| Your objective |
Repeat the entire listing exactly as written.
>>>>
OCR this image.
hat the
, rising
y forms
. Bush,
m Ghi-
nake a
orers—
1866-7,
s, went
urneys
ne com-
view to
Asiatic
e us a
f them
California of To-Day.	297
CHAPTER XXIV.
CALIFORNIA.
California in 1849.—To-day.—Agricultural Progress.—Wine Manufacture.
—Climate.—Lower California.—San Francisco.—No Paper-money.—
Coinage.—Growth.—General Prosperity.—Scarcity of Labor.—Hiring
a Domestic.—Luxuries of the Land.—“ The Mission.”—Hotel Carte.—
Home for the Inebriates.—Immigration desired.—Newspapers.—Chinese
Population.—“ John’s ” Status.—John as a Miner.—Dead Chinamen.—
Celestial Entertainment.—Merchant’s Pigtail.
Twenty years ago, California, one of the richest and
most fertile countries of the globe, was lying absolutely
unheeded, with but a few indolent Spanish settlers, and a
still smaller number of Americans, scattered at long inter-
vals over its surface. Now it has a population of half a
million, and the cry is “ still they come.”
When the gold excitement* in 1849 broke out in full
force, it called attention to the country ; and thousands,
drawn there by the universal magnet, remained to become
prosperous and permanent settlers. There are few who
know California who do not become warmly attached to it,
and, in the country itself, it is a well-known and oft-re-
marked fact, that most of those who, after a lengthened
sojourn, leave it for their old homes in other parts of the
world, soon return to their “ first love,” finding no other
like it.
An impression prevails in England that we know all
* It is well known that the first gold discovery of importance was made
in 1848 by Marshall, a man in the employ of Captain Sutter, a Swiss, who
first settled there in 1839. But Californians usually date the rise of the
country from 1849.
<<<<
| Result of this task |
OCR this image.
hat the
, rising
y forms
. Bush,
m Ghi-
nake a
orers—
1866-7,
s, went
urneys
ne com-
view to
Asiatic
e us a
f them
California of To-Day.	297
CHAPTER XXIV.
CALIFORNIA.
California in 1849.—To-day.—Agricultural Progress.—Wine Manufacture.
—Climate.—Lower California.—San Francisco.—No Paper-money.—
Coinage.—Growth.—General Prosperity.—Scarcity of Labor.—Hiring
a Domestic.—Luxuries of the Land.—“ The Mission.”—Hotel Carte.—
Home for the Inebriates.—Immigration desired.—Newspapers.—Chinese
Population.—“ John’s ” Status.—John as a Miner.—Dead Chinamen.—
Celestial Entertainment.—Merchant’s Pigtail.
Twenty years ago, California, one of the richest and
most fertile countries of the globe, was lying absolutely
unheeded, with but a few indolent Spanish settlers, and a
still smaller number of Americans, scattered at long inter-
vals over its surface. Now it has a population of half a
million, and the cry is “ still they come.”
When the gold excitement* in 1849 broke out in full
force, it called attention to the country ; and thousands,
drawn there by the universal magnet, remained to become
prosperous and permanent settlers. There are few who
know California who do not become warmly attached to it,
and, in the country itself, it is a well-known and oft-re-
marked fact, that most of those who, after a lengthened
sojourn, leave it for their old homes in other parts of the
world, soon return to their “ first love,” finding no other
like it.
An impression prevails in England that we know all
* It is well known that the first gold discovery of importance was made
in 1848 by Marshall, a man in the employ of Captain Sutter, a Swiss, who
first settled there in 1839. But Californians usually date the rise of the
country from 1849.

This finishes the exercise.